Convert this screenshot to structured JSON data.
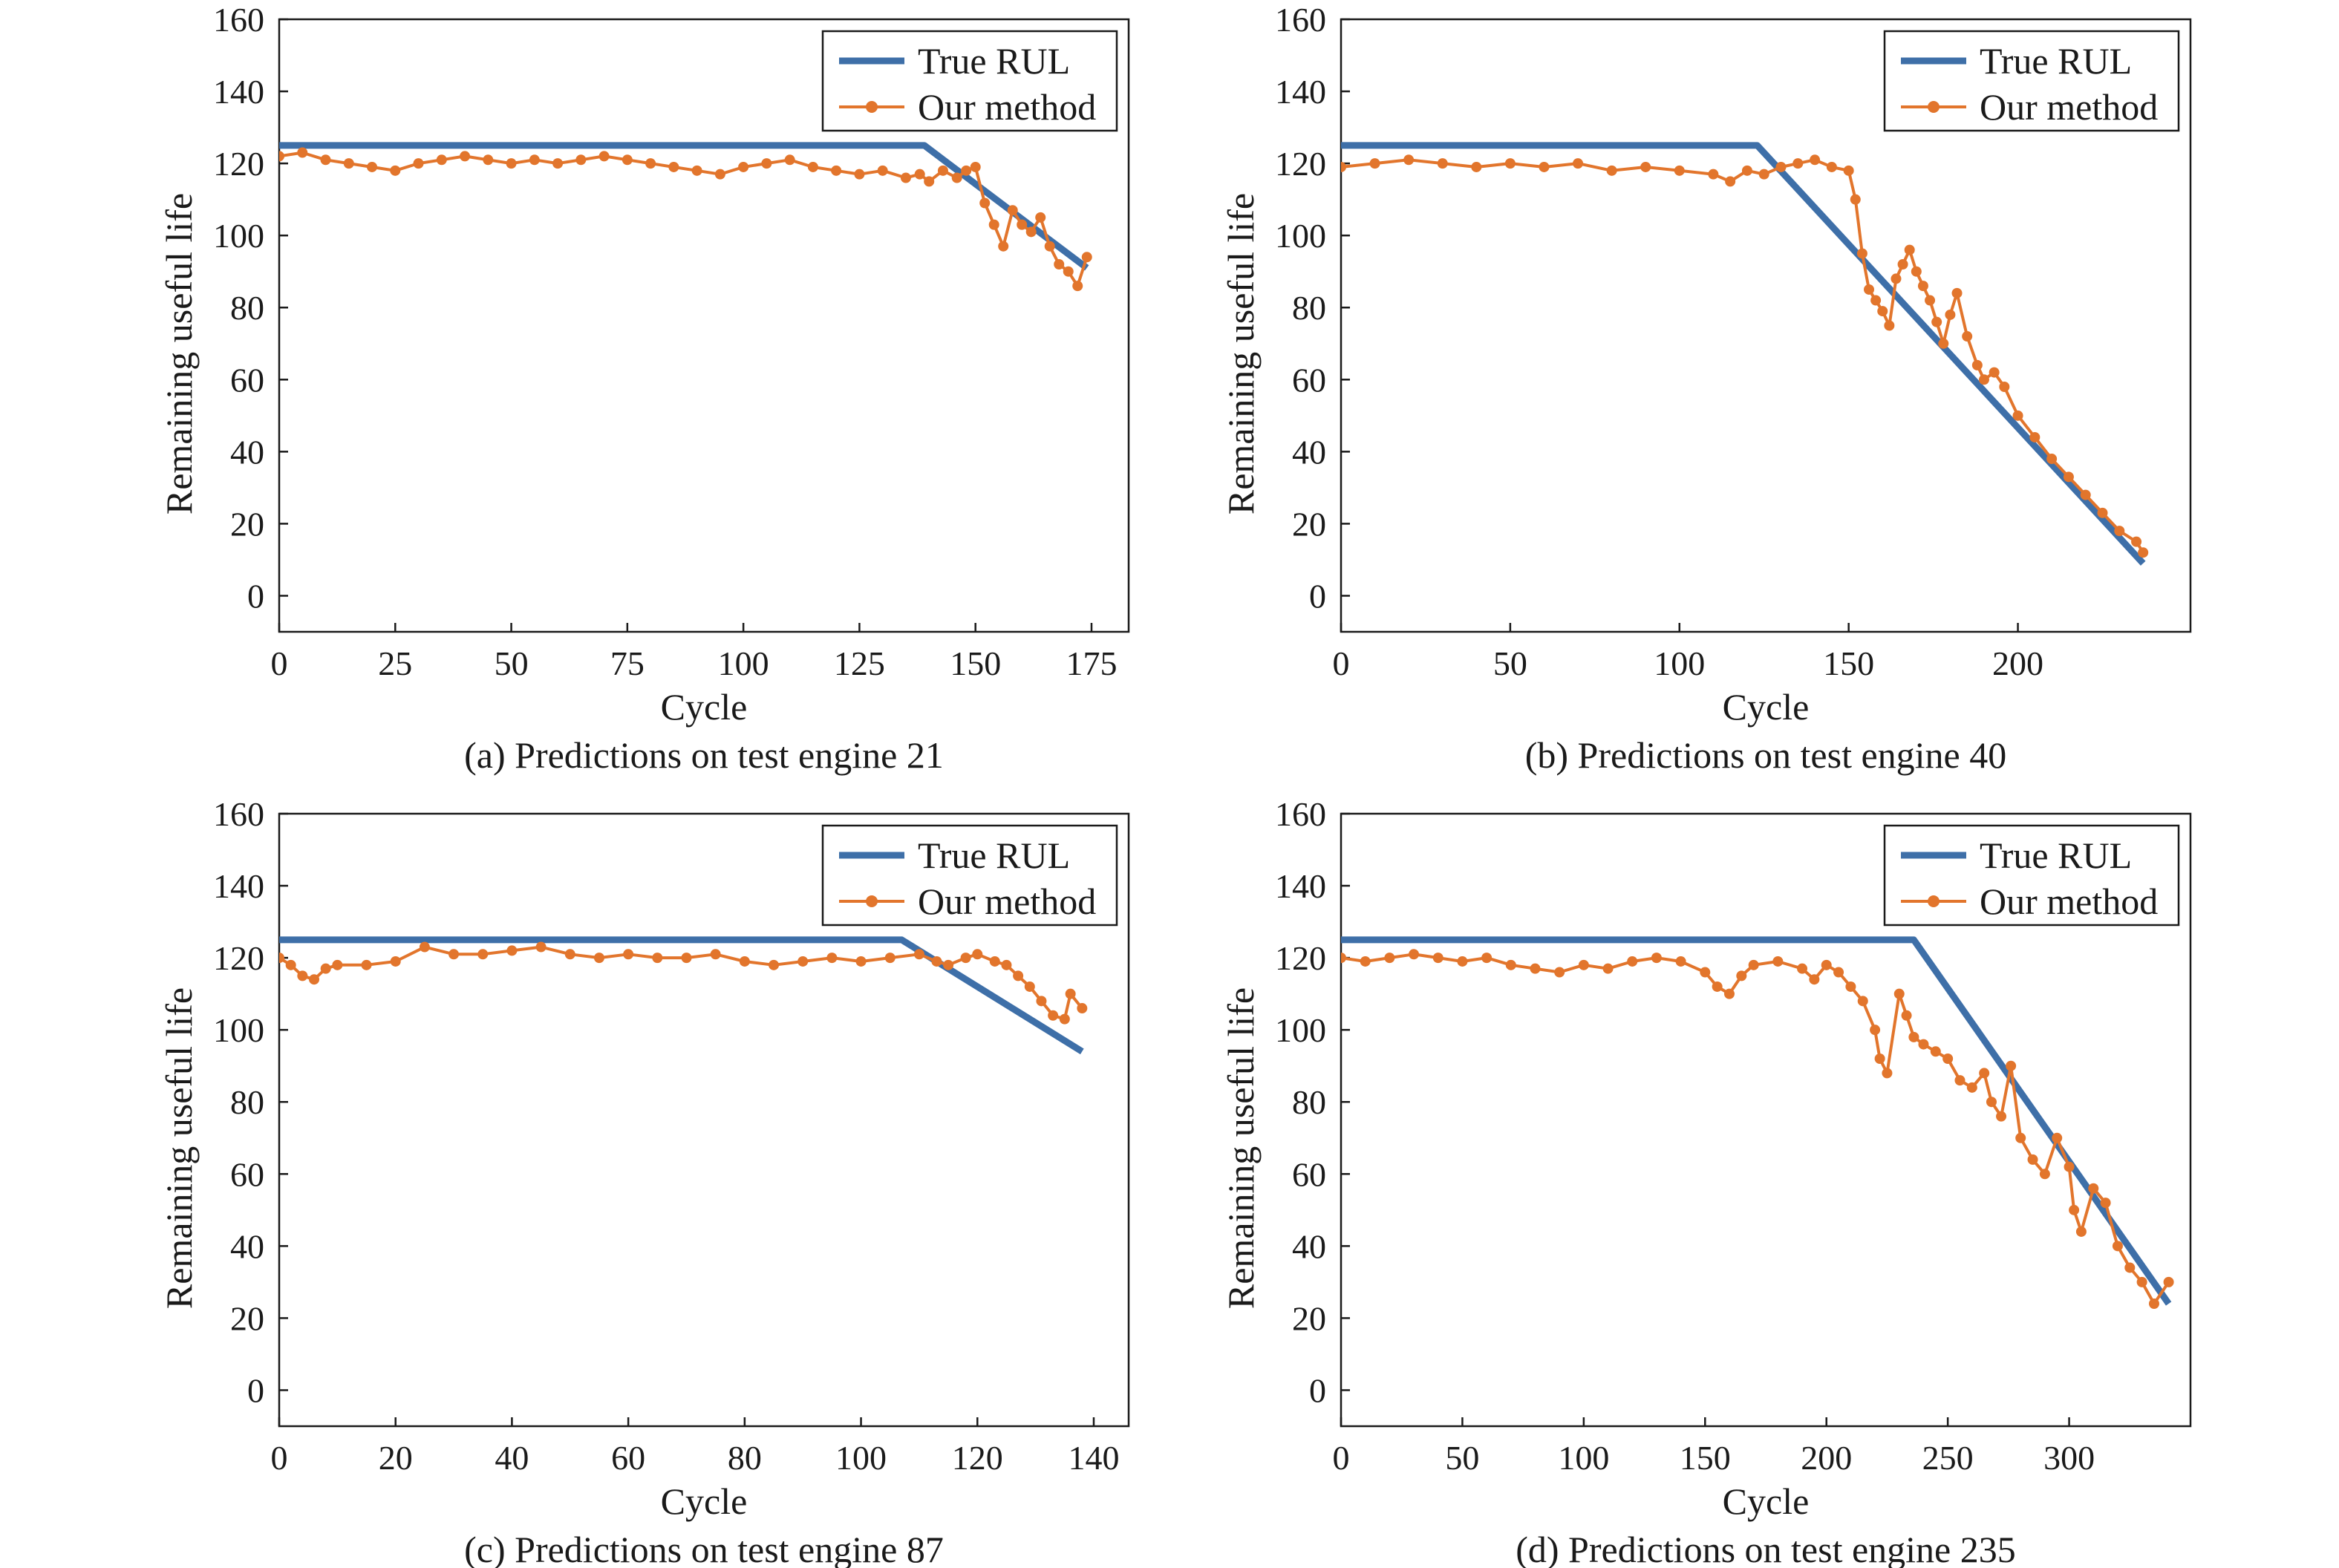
{
  "colors": {
    "true_rul": "#3e6fa8",
    "prediction": "#e2752c",
    "axis": "#1a1a1a"
  },
  "chart_data": [
    {
      "type": "line",
      "caption": "(a) Predictions on test engine 21",
      "xlabel": "Cycle",
      "ylabel": "Remaining useful life",
      "xlim": [
        0,
        183
      ],
      "ylim": [
        -10,
        160
      ],
      "xticks": [
        0,
        25,
        50,
        75,
        100,
        125,
        150,
        175
      ],
      "yticks": [
        0,
        20,
        40,
        60,
        80,
        100,
        120,
        140,
        160
      ],
      "legend_position": "top-right",
      "series": [
        {
          "name": "True RUL",
          "x": [
            0,
            139,
            174
          ],
          "y": [
            125,
            125,
            91
          ]
        },
        {
          "name": "Our method",
          "x": [
            0,
            5,
            10,
            15,
            20,
            25,
            30,
            35,
            40,
            45,
            50,
            55,
            60,
            65,
            70,
            75,
            80,
            85,
            90,
            95,
            100,
            105,
            110,
            115,
            120,
            125,
            130,
            135,
            138,
            140,
            143,
            146,
            148,
            150,
            152,
            154,
            156,
            158,
            160,
            162,
            164,
            166,
            168,
            170,
            172,
            174
          ],
          "y": [
            122,
            123,
            121,
            120,
            119,
            118,
            120,
            121,
            122,
            121,
            120,
            121,
            120,
            121,
            122,
            121,
            120,
            119,
            118,
            117,
            119,
            120,
            121,
            119,
            118,
            117,
            118,
            116,
            117,
            115,
            118,
            116,
            118,
            119,
            109,
            103,
            97,
            107,
            103,
            101,
            105,
            97,
            92,
            90,
            86,
            94
          ]
        }
      ]
    },
    {
      "type": "line",
      "caption": "(b) Predictions on test engine 40",
      "xlabel": "Cycle",
      "ylabel": "Remaining useful life",
      "xlim": [
        0,
        251
      ],
      "ylim": [
        -10,
        160
      ],
      "xticks": [
        0,
        50,
        100,
        150,
        200
      ],
      "yticks": [
        0,
        20,
        40,
        60,
        80,
        100,
        120,
        140,
        160
      ],
      "legend_position": "top-right",
      "series": [
        {
          "name": "True RUL",
          "x": [
            0,
            123,
            237
          ],
          "y": [
            125,
            125,
            9
          ]
        },
        {
          "name": "Our method",
          "x": [
            0,
            10,
            20,
            30,
            40,
            50,
            60,
            70,
            80,
            90,
            100,
            110,
            115,
            120,
            125,
            130,
            135,
            140,
            145,
            150,
            152,
            154,
            156,
            158,
            160,
            162,
            164,
            166,
            168,
            170,
            172,
            174,
            176,
            178,
            180,
            182,
            185,
            188,
            190,
            193,
            196,
            200,
            205,
            210,
            215,
            220,
            225,
            230,
            235,
            237
          ],
          "y": [
            119,
            120,
            121,
            120,
            119,
            120,
            119,
            120,
            118,
            119,
            118,
            117,
            115,
            118,
            117,
            119,
            120,
            121,
            119,
            118,
            110,
            95,
            85,
            82,
            79,
            75,
            88,
            92,
            96,
            90,
            86,
            82,
            76,
            70,
            78,
            84,
            72,
            64,
            60,
            62,
            58,
            50,
            44,
            38,
            33,
            28,
            23,
            18,
            15,
            12
          ]
        }
      ]
    },
    {
      "type": "line",
      "caption": "(c) Predictions on test engine 87",
      "xlabel": "Cycle",
      "ylabel": "Remaining useful life",
      "xlim": [
        0,
        146
      ],
      "ylim": [
        -10,
        160
      ],
      "xticks": [
        0,
        20,
        40,
        60,
        80,
        100,
        120,
        140
      ],
      "yticks": [
        0,
        20,
        40,
        60,
        80,
        100,
        120,
        140,
        160
      ],
      "legend_position": "top-right",
      "series": [
        {
          "name": "True RUL",
          "x": [
            0,
            107,
            138
          ],
          "y": [
            125,
            125,
            94
          ]
        },
        {
          "name": "Our method",
          "x": [
            0,
            2,
            4,
            6,
            8,
            10,
            15,
            20,
            25,
            30,
            35,
            40,
            45,
            50,
            55,
            60,
            65,
            70,
            75,
            80,
            85,
            90,
            95,
            100,
            105,
            110,
            113,
            115,
            118,
            120,
            123,
            125,
            127,
            129,
            131,
            133,
            135,
            136,
            138
          ],
          "y": [
            120,
            118,
            115,
            114,
            117,
            118,
            118,
            119,
            123,
            121,
            121,
            122,
            123,
            121,
            120,
            121,
            120,
            120,
            121,
            119,
            118,
            119,
            120,
            119,
            120,
            121,
            119,
            118,
            120,
            121,
            119,
            118,
            115,
            112,
            108,
            104,
            103,
            110,
            106
          ]
        }
      ]
    },
    {
      "type": "line",
      "caption": "(d) Predictions on test engine 235",
      "xlabel": "Cycle",
      "ylabel": "Remaining useful life",
      "xlim": [
        0,
        350
      ],
      "ylim": [
        -10,
        160
      ],
      "xticks": [
        0,
        50,
        100,
        150,
        200,
        250,
        300
      ],
      "yticks": [
        0,
        20,
        40,
        60,
        80,
        100,
        120,
        140,
        160
      ],
      "legend_position": "top-right",
      "series": [
        {
          "name": "True RUL",
          "x": [
            0,
            236,
            341
          ],
          "y": [
            125,
            125,
            24
          ]
        },
        {
          "name": "Our method",
          "x": [
            0,
            10,
            20,
            30,
            40,
            50,
            60,
            70,
            80,
            90,
            100,
            110,
            120,
            130,
            140,
            150,
            155,
            160,
            165,
            170,
            180,
            190,
            195,
            200,
            205,
            210,
            215,
            220,
            222,
            225,
            230,
            233,
            236,
            240,
            245,
            250,
            255,
            260,
            265,
            268,
            272,
            276,
            280,
            285,
            290,
            295,
            300,
            302,
            305,
            310,
            315,
            320,
            325,
            330,
            335,
            341
          ],
          "y": [
            120,
            119,
            120,
            121,
            120,
            119,
            120,
            118,
            117,
            116,
            118,
            117,
            119,
            120,
            119,
            116,
            112,
            110,
            115,
            118,
            119,
            117,
            114,
            118,
            116,
            112,
            108,
            100,
            92,
            88,
            110,
            104,
            98,
            96,
            94,
            92,
            86,
            84,
            88,
            80,
            76,
            90,
            70,
            64,
            60,
            70,
            62,
            50,
            44,
            56,
            52,
            40,
            34,
            30,
            24,
            30
          ]
        }
      ]
    }
  ]
}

____

> **Exercise aim**:
Leave the pictures out and copy the rest of the data exactly.

> **Task answer**:
Convert this screenshot to structured JSON data.
{
  "colors": {
    "true_rul": "#3e6fa8",
    "prediction": "#e2752c",
    "axis": "#1a1a1a"
  },
  "chart_data": [
    {
      "type": "line",
      "caption": "(a) Predictions on test engine 21",
      "xlabel": "Cycle",
      "ylabel": "Remaining useful life",
      "xlim": [
        0,
        183
      ],
      "ylim": [
        -10,
        160
      ],
      "xticks": [
        0,
        25,
        50,
        75,
        100,
        125,
        150,
        175
      ],
      "yticks": [
        0,
        20,
        40,
        60,
        80,
        100,
        120,
        140,
        160
      ],
      "legend_position": "top-right",
      "series": [
        {
          "name": "True RUL",
          "x": [
            0,
            139,
            174
          ],
          "y": [
            125,
            125,
            91
          ]
        },
        {
          "name": "Our method",
          "x": [
            0,
            5,
            10,
            15,
            20,
            25,
            30,
            35,
            40,
            45,
            50,
            55,
            60,
            65,
            70,
            75,
            80,
            85,
            90,
            95,
            100,
            105,
            110,
            115,
            120,
            125,
            130,
            135,
            138,
            140,
            143,
            146,
            148,
            150,
            152,
            154,
            156,
            158,
            160,
            162,
            164,
            166,
            168,
            170,
            172,
            174
          ],
          "y": [
            122,
            123,
            121,
            120,
            119,
            118,
            120,
            121,
            122,
            121,
            120,
            121,
            120,
            121,
            122,
            121,
            120,
            119,
            118,
            117,
            119,
            120,
            121,
            119,
            118,
            117,
            118,
            116,
            117,
            115,
            118,
            116,
            118,
            119,
            109,
            103,
            97,
            107,
            103,
            101,
            105,
            97,
            92,
            90,
            86,
            94
          ]
        }
      ]
    },
    {
      "type": "line",
      "caption": "(b) Predictions on test engine 40",
      "xlabel": "Cycle",
      "ylabel": "Remaining useful life",
      "xlim": [
        0,
        251
      ],
      "ylim": [
        -10,
        160
      ],
      "xticks": [
        0,
        50,
        100,
        150,
        200
      ],
      "yticks": [
        0,
        20,
        40,
        60,
        80,
        100,
        120,
        140,
        160
      ],
      "legend_position": "top-right",
      "series": [
        {
          "name": "True RUL",
          "x": [
            0,
            123,
            237
          ],
          "y": [
            125,
            125,
            9
          ]
        },
        {
          "name": "Our method",
          "x": [
            0,
            10,
            20,
            30,
            40,
            50,
            60,
            70,
            80,
            90,
            100,
            110,
            115,
            120,
            125,
            130,
            135,
            140,
            145,
            150,
            152,
            154,
            156,
            158,
            160,
            162,
            164,
            166,
            168,
            170,
            172,
            174,
            176,
            178,
            180,
            182,
            185,
            188,
            190,
            193,
            196,
            200,
            205,
            210,
            215,
            220,
            225,
            230,
            235,
            237
          ],
          "y": [
            119,
            120,
            121,
            120,
            119,
            120,
            119,
            120,
            118,
            119,
            118,
            117,
            115,
            118,
            117,
            119,
            120,
            121,
            119,
            118,
            110,
            95,
            85,
            82,
            79,
            75,
            88,
            92,
            96,
            90,
            86,
            82,
            76,
            70,
            78,
            84,
            72,
            64,
            60,
            62,
            58,
            50,
            44,
            38,
            33,
            28,
            23,
            18,
            15,
            12
          ]
        }
      ]
    },
    {
      "type": "line",
      "caption": "(c) Predictions on test engine 87",
      "xlabel": "Cycle",
      "ylabel": "Remaining useful life",
      "xlim": [
        0,
        146
      ],
      "ylim": [
        -10,
        160
      ],
      "xticks": [
        0,
        20,
        40,
        60,
        80,
        100,
        120,
        140
      ],
      "yticks": [
        0,
        20,
        40,
        60,
        80,
        100,
        120,
        140,
        160
      ],
      "legend_position": "top-right",
      "series": [
        {
          "name": "True RUL",
          "x": [
            0,
            107,
            138
          ],
          "y": [
            125,
            125,
            94
          ]
        },
        {
          "name": "Our method",
          "x": [
            0,
            2,
            4,
            6,
            8,
            10,
            15,
            20,
            25,
            30,
            35,
            40,
            45,
            50,
            55,
            60,
            65,
            70,
            75,
            80,
            85,
            90,
            95,
            100,
            105,
            110,
            113,
            115,
            118,
            120,
            123,
            125,
            127,
            129,
            131,
            133,
            135,
            136,
            138
          ],
          "y": [
            120,
            118,
            115,
            114,
            117,
            118,
            118,
            119,
            123,
            121,
            121,
            122,
            123,
            121,
            120,
            121,
            120,
            120,
            121,
            119,
            118,
            119,
            120,
            119,
            120,
            121,
            119,
            118,
            120,
            121,
            119,
            118,
            115,
            112,
            108,
            104,
            103,
            110,
            106
          ]
        }
      ]
    },
    {
      "type": "line",
      "caption": "(d) Predictions on test engine 235",
      "xlabel": "Cycle",
      "ylabel": "Remaining useful life",
      "xlim": [
        0,
        350
      ],
      "ylim": [
        -10,
        160
      ],
      "xticks": [
        0,
        50,
        100,
        150,
        200,
        250,
        300
      ],
      "yticks": [
        0,
        20,
        40,
        60,
        80,
        100,
        120,
        140,
        160
      ],
      "legend_position": "top-right",
      "series": [
        {
          "name": "True RUL",
          "x": [
            0,
            236,
            341
          ],
          "y": [
            125,
            125,
            24
          ]
        },
        {
          "name": "Our method",
          "x": [
            0,
            10,
            20,
            30,
            40,
            50,
            60,
            70,
            80,
            90,
            100,
            110,
            120,
            130,
            140,
            150,
            155,
            160,
            165,
            170,
            180,
            190,
            195,
            200,
            205,
            210,
            215,
            220,
            222,
            225,
            230,
            233,
            236,
            240,
            245,
            250,
            255,
            260,
            265,
            268,
            272,
            276,
            280,
            285,
            290,
            295,
            300,
            302,
            305,
            310,
            315,
            320,
            325,
            330,
            335,
            341
          ],
          "y": [
            120,
            119,
            120,
            121,
            120,
            119,
            120,
            118,
            117,
            116,
            118,
            117,
            119,
            120,
            119,
            116,
            112,
            110,
            115,
            118,
            119,
            117,
            114,
            118,
            116,
            112,
            108,
            100,
            92,
            88,
            110,
            104,
            98,
            96,
            94,
            92,
            86,
            84,
            88,
            80,
            76,
            90,
            70,
            64,
            60,
            70,
            62,
            50,
            44,
            56,
            52,
            40,
            34,
            30,
            24,
            30
          ]
        }
      ]
    }
  ]
}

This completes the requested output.